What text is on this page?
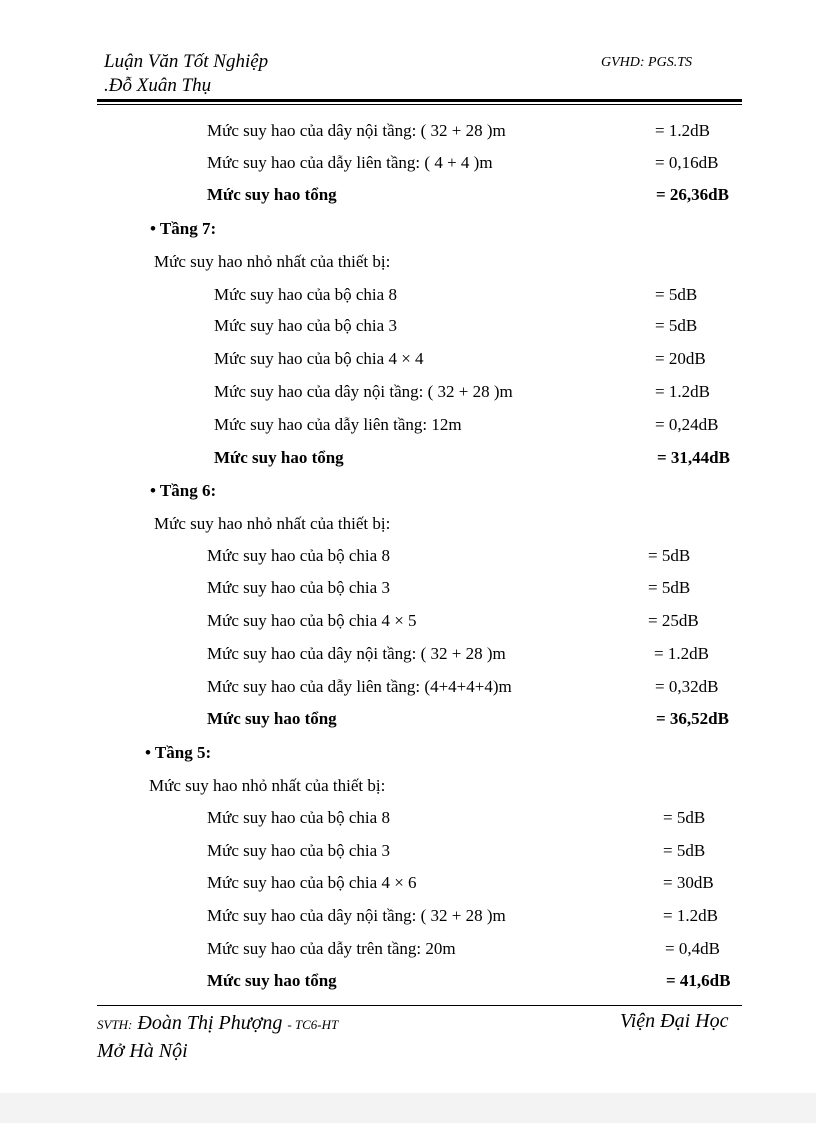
Luận Văn Tốt Nghiệp
.Đỗ Xuân Thụ
GVHD: PGS.TS
Mức suy hao của dây nội tầng: ( 32 + 28 )m	= 1.2dB
Mức suy hao của dẫy liên tầng: ( 4 + 4 )m	= 0,16dB
Mức suy hao tổng	= 26,36dB
• Tầng 7:
Mức suy hao nhỏ nhất của thiết bị:
Mức suy hao của bộ chia 8	= 5dB
Mức suy hao của bộ chia 3	= 5dB
Mức suy hao của bộ chia 4 × 4	= 20dB
Mức suy hao của dây nội tầng: ( 32 + 28 )m	= 1.2dB
Mức suy hao của dẫy liên tầng: 12m	= 0,24dB
Mức suy hao tổng	= 31,44dB
• Tầng 6:
Mức suy hao nhỏ nhất của thiết bị:
Mức suy hao của bộ chia 8	= 5dB
Mức suy hao của bộ chia 3	= 5dB
Mức suy hao của bộ chia 4 × 5	= 25dB
Mức suy hao của dây nội tầng: ( 32 + 28 )m	= 1.2dB
Mức suy hao của dẫy liên tầng: (4+4+4+4)m	= 0,32dB
Mức suy hao tổng	= 36,52dB
• Tầng 5:
Mức suy hao nhỏ nhất của thiết bị:
Mức suy hao của bộ chia 8	= 5dB
Mức suy hao của bộ chia 3	= 5dB
Mức suy hao của bộ chia 4 × 6	= 30dB
Mức suy hao của dây nội tầng: ( 32 + 28 )m	= 1.2dB
Mức suy hao của dẫy trên tầng: 20m	= 0,4dB
Mức suy hao tổng	= 41,6dB
SVTH: Đoàn Thị Phượng - TC6-HT
Mở Hà Nội
Viện Đại Học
*****
_Problem:_
Reply with one number: the count of lines in the entries that include the word "liên".

_Exercise output:_
3